Rows —
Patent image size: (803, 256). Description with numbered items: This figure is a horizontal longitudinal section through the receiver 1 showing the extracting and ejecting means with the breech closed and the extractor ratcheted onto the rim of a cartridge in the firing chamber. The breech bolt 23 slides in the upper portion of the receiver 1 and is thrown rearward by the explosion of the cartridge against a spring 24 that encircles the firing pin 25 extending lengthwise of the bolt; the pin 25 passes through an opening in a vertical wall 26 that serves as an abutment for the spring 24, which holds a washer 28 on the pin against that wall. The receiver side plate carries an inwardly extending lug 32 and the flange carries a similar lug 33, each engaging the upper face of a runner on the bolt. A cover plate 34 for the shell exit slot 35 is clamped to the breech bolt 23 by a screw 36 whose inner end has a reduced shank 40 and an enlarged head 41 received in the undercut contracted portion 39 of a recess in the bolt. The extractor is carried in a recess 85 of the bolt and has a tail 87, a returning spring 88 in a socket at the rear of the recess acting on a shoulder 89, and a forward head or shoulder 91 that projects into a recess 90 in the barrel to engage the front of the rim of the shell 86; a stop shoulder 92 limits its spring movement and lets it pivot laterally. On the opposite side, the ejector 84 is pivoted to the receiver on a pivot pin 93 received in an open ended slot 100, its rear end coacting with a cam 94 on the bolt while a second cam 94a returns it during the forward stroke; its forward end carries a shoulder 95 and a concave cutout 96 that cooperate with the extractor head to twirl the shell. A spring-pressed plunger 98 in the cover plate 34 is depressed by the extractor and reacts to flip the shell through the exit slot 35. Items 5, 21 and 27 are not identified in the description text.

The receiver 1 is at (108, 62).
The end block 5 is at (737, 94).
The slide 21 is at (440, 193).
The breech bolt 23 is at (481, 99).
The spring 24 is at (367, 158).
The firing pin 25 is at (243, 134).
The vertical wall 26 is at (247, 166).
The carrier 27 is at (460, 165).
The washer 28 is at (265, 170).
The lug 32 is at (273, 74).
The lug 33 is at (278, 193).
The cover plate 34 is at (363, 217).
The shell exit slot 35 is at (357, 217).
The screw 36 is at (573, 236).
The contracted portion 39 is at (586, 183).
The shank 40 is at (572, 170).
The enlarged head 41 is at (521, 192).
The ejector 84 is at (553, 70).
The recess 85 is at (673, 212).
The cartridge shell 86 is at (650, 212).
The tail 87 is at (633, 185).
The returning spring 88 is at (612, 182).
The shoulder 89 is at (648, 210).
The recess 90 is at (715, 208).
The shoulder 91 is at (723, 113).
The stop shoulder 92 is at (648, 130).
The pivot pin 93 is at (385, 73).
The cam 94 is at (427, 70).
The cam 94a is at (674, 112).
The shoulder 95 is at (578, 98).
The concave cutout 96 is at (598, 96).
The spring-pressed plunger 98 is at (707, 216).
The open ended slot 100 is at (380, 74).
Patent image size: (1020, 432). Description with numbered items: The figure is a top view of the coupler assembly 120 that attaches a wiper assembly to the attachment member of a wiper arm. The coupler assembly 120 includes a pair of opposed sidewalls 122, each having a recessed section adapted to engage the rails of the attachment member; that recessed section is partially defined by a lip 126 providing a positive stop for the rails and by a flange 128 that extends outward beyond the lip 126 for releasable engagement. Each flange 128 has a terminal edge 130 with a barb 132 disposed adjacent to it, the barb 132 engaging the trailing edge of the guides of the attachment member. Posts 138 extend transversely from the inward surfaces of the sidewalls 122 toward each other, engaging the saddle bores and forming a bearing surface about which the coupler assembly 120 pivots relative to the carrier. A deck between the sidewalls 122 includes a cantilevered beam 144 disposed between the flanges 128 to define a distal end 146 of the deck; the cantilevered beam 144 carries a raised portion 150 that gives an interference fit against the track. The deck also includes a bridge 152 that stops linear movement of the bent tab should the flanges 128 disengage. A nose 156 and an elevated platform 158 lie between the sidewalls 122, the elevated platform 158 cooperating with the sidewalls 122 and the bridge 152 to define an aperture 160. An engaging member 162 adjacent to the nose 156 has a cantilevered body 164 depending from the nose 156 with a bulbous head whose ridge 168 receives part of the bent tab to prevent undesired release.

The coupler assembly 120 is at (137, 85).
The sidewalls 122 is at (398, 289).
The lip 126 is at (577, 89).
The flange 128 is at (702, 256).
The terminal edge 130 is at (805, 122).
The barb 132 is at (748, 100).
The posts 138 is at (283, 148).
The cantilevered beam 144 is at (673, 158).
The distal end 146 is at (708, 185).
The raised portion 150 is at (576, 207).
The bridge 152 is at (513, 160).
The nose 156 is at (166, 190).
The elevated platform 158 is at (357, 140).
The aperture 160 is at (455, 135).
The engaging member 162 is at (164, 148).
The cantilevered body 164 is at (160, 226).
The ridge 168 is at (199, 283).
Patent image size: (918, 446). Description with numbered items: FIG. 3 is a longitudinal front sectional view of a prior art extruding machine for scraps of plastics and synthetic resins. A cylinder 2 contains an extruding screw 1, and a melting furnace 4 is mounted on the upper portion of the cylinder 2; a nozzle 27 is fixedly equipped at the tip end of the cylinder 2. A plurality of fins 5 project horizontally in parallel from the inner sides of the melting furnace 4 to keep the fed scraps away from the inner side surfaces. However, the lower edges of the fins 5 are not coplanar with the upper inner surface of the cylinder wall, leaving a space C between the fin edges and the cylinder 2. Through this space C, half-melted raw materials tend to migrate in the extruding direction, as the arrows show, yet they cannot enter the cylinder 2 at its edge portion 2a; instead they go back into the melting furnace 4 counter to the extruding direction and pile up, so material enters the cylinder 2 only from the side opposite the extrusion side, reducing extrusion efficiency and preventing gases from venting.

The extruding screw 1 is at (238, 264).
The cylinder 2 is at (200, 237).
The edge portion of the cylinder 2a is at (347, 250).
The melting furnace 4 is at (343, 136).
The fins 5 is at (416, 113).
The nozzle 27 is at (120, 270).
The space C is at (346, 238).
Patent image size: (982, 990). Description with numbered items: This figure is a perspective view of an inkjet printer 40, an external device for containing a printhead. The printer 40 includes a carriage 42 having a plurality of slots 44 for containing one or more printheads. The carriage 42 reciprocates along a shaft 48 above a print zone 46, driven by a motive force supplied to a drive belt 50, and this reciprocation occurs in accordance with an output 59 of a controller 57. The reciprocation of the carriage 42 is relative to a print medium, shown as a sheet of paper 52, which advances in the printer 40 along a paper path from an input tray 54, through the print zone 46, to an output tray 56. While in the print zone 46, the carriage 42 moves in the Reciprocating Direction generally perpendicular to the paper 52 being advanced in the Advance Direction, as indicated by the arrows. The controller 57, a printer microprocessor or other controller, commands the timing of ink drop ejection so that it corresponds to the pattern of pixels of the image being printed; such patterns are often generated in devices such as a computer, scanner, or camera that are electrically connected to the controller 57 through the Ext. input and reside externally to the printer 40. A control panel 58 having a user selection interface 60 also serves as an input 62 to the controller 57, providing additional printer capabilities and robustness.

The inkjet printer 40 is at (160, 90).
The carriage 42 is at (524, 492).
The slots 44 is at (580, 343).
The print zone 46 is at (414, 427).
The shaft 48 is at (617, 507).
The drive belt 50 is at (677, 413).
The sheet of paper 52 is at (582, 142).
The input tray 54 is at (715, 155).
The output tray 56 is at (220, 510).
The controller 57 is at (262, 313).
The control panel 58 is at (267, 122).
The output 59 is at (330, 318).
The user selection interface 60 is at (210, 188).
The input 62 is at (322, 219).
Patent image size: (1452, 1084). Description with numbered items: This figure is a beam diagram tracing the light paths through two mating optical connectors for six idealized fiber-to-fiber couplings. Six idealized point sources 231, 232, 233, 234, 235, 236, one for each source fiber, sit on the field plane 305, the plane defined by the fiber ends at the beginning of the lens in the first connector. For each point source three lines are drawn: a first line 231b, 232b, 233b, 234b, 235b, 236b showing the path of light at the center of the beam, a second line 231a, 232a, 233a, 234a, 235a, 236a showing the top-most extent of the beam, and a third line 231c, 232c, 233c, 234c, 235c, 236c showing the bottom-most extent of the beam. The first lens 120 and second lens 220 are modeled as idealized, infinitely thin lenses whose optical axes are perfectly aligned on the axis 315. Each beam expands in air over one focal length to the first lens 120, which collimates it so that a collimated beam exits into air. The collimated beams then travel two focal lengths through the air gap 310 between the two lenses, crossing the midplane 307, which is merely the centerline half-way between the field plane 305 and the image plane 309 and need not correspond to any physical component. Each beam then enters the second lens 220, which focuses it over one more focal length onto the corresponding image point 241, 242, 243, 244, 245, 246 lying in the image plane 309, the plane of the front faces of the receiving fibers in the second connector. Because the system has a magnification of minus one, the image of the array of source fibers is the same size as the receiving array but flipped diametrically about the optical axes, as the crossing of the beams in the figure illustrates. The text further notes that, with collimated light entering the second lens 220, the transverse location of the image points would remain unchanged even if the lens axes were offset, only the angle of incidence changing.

Problem details — Reproduce verbatim every line from the one containing "Patent image size: (918, 446)." down to the one containing "The space C is at (346, 238).", both included.

Result of this task —
Patent image size: (918, 446). Description with numbered items: FIG. 3 is a longitudinal front sectional view of a prior art extruding machine for scraps of plastics and synthetic resins. A cylinder 2 contains an extruding screw 1, and a melting furnace 4 is mounted on the upper portion of the cylinder 2; a nozzle 27 is fixedly equipped at the tip end of the cylinder 2. A plurality of fins 5 project horizontally in parallel from the inner sides of the melting furnace 4 to keep the fed scraps away from the inner side surfaces. However, the lower edges of the fins 5 are not coplanar with the upper inner surface of the cylinder wall, leaving a space C between the fin edges and the cylinder 2. Through this space C, half-melted raw materials tend to migrate in the extruding direction, as the arrows show, yet they cannot enter the cylinder 2 at its edge portion 2a; instead they go back into the melting furnace 4 counter to the extruding direction and pile up, so material enters the cylinder 2 only from the side opposite the extrusion side, reducing extrusion efficiency and preventing gases from venting.

The extruding screw 1 is at (238, 264).
The cylinder 2 is at (200, 237).
The edge portion of the cylinder 2a is at (347, 250).
The melting furnace 4 is at (343, 136).
The fins 5 is at (416, 113).
The nozzle 27 is at (120, 270).
The space C is at (346, 238).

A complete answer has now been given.